- **Records for the exercise**

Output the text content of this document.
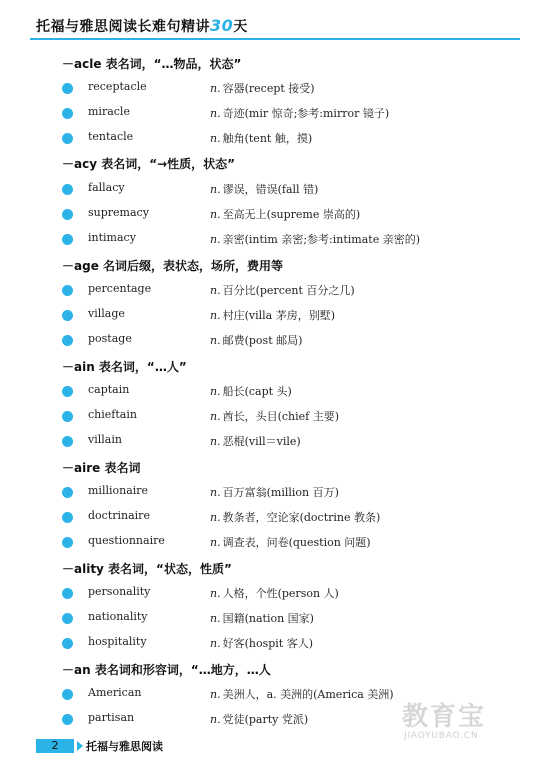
托福与雅思阅读长难句精讲30天
－acle 表名词，“…物品，状态”
receptacle	n. 容器(recept 接受)
miracle	n. 奇迹(mir 惊奇;参考:mirror 镜子)
tentacle	n. 触角(tent 触，摸)
－acy 表名词，“→性质，状态”
fallacy	n. 谬误，错误(fall 错)
supremacy	n. 至高无上(supreme 崇高的)
intimacy	n. 亲密(intim 亲密;参考:intimate 亲密的)
－age 名词后缀，表状态，场所，费用等
percentage	n. 百分比(percent 百分之几)
village	n. 村庄(villa 茅房，别墅)
postage	n. 邮费(post 邮局)
－ain 表名词，“…人”
captain	n. 船长(capt 头)
chieftain	n. 酋长，头目(chief 主要)
villain	n. 恶棍(vill＝vile)
－aire 表名词
millionaire	n. 百万富翁(million 百万)
doctrinaire	n. 教条者，空论家(doctrine 教条)
questionnaire	n. 调查表，问卷(question 问题)
－ality 表名词，“状态，性质”
personality	n. 人格，个性(person 人)
nationality	n. 国籍(nation 国家)
hospitality	n. 好客(hospit 客人)
－an 表名词和形容词，“…地方，…人
American	n. 美洲人，a. 美洲的(America 美洲)
partisan	n. 党徒(party 党派)
2	托福与雅思阅读
教育宝
JIAOYUBAO.CN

- **Instruction**
Reproduce the material above in full, exactly, with no images.

- **Written response**
Output the text content of this document.
托福与雅思阅读长难句精讲30天
－acle 表名词，“…物品，状态”
receptacle	n. 容器(recept 接受)
miracle	n. 奇迹(mir 惊奇;参考:mirror 镜子)
tentacle	n. 触角(tent 触，摸)
－acy 表名词，“→性质，状态”
fallacy	n. 谬误，错误(fall 错)
supremacy	n. 至高无上(supreme 崇高的)
intimacy	n. 亲密(intim 亲密;参考:intimate 亲密的)
－age 名词后缀，表状态，场所，费用等
percentage	n. 百分比(percent 百分之几)
village	n. 村庄(villa 茅房，别墅)
postage	n. 邮费(post 邮局)
－ain 表名词，“…人”
captain	n. 船长(capt 头)
chieftain	n. 酋长，头目(chief 主要)
villain	n. 恶棍(vill＝vile)
－aire 表名词
millionaire	n. 百万富翁(million 百万)
doctrinaire	n. 教条者，空论家(doctrine 教条)
questionnaire	n. 调查表，问卷(question 问题)
－ality 表名词，“状态，性质”
personality	n. 人格，个性(person 人)
nationality	n. 国籍(nation 国家)
hospitality	n. 好客(hospit 客人)
－an 表名词和形容词，“…地方，…人
American	n. 美洲人，a. 美洲的(America 美洲)
partisan	n. 党徒(party 党派)
2	托福与雅思阅读
教育宝
JIAOYUBAO.CN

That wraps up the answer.